REQUIRED WORK :: Find the lines with the string "Numero" and return them.

EXTRACTED ENTRIES ::
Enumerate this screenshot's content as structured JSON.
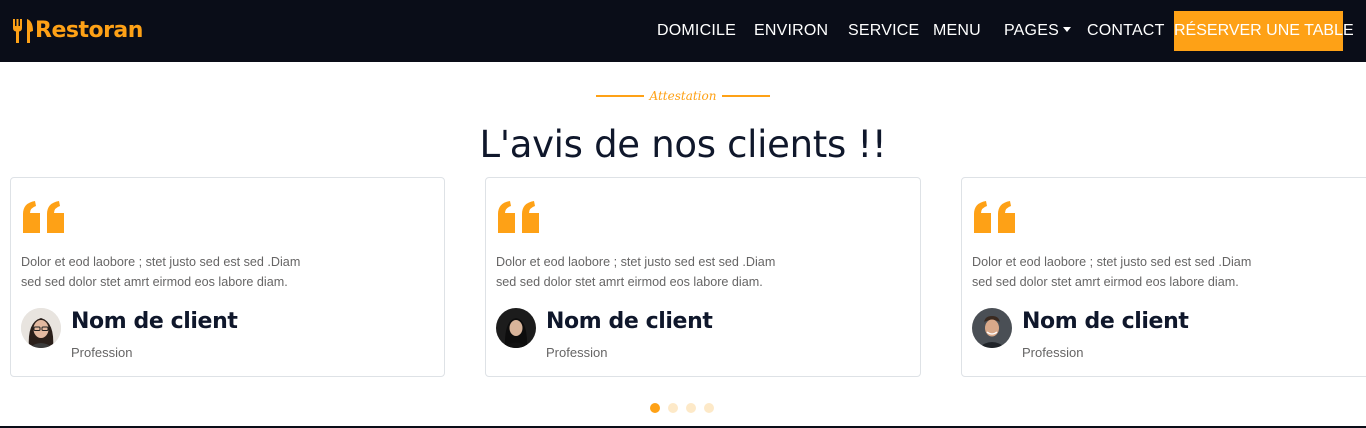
{
  "brand": {
    "name": "Restoran",
    "logo_icon": "utensils-icon",
    "accent_color": "#fea116"
  },
  "nav": {
    "items": [
      {
        "label": "DOMICILE"
      },
      {
        "label": "ENVIRON"
      },
      {
        "label": "SERVICE"
      },
      {
        "label": "MENU"
      },
      {
        "label": "PAGES",
        "has_dropdown": true
      },
      {
        "label": "CONTACT"
      }
    ],
    "cta_label": "RÉSERVER UNE TABLE",
    "background": "#0a0d18"
  },
  "section": {
    "tag": "Attestation",
    "title": "L'avis de nos clients !!"
  },
  "testimonials": [
    {
      "text_line1": "Dolor et eod laobore ; stet justo sed est sed .Diam",
      "text_line2": "sed sed dolor stet amrt eirmod eos labore diam.",
      "name": "Nom de client",
      "profession": "Profession",
      "avatar": "avatar-woman-glasses"
    },
    {
      "text_line1": "Dolor et eod laobore ; stet justo sed est sed .Diam",
      "text_line2": "sed sed dolor stet amrt eirmod eos labore diam.",
      "name": "Nom de client",
      "profession": "Profession",
      "avatar": "avatar-woman-dark"
    },
    {
      "text_line1": "Dolor et eod laobore ; stet justo sed est sed .Diam",
      "text_line2": "sed sed dolor stet amrt eirmod eos labore diam.",
      "name": "Nom de client",
      "profession": "Profession",
      "avatar": "avatar-man-smiling"
    }
  ],
  "carousel": {
    "dot_count": 4,
    "active_index": 0
  }
}
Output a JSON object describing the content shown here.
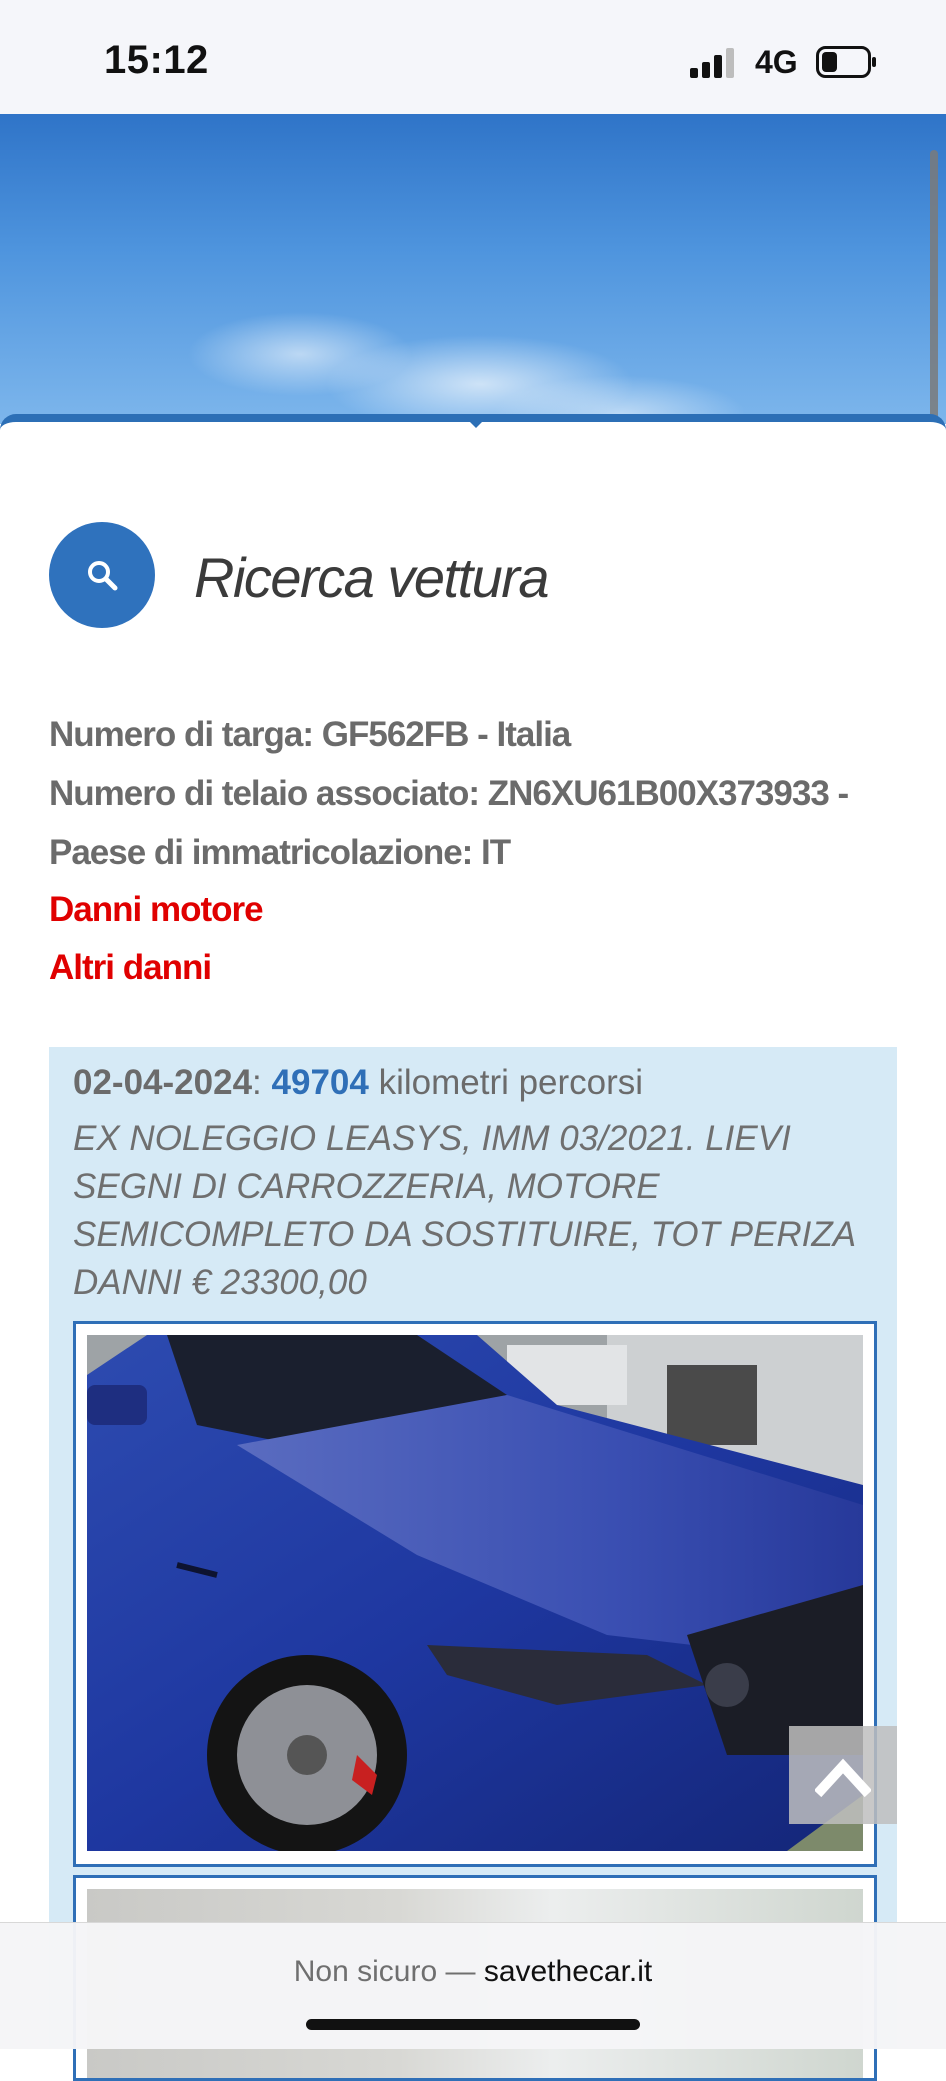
{
  "status_bar": {
    "time": "15:12",
    "network": "4G",
    "battery_level": 0.35
  },
  "search": {
    "title": "Ricerca vettura",
    "icon": "search-icon"
  },
  "vehicle": {
    "plate_line": "Numero di targa: GF562FB - Italia",
    "vin_line": "Numero di telaio associato: ZN6XU61B00X373933 -",
    "country_line": "Paese di immatricolazione: IT",
    "damages": [
      "Danni motore",
      "Altri danni"
    ]
  },
  "record": {
    "date": "02-04-2024",
    "separator": ":",
    "km": "49704",
    "km_label": "kilometri percorsi",
    "description": "EX NOLEGGIO LEASYS, IMM 03/2021. LIEVI SEGNI DI CARROZZERIA, MOTORE SEMICOMPLETO DA SOSTITUIRE, TOT PERIZA DANNI € 23300,00"
  },
  "browser": {
    "security": "Non sicuro —",
    "domain": "savethecar.it"
  },
  "colors": {
    "accent": "#2f72bd",
    "danger": "#e00000",
    "record_bg": "#d6eaf6"
  }
}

EXPECTED ANSWER ::
    "plate_line": "Numero di targa: GF562FB - Italia",
    "vin_line": "Numero di telaio associato: ZN6XU61B00X373933 -",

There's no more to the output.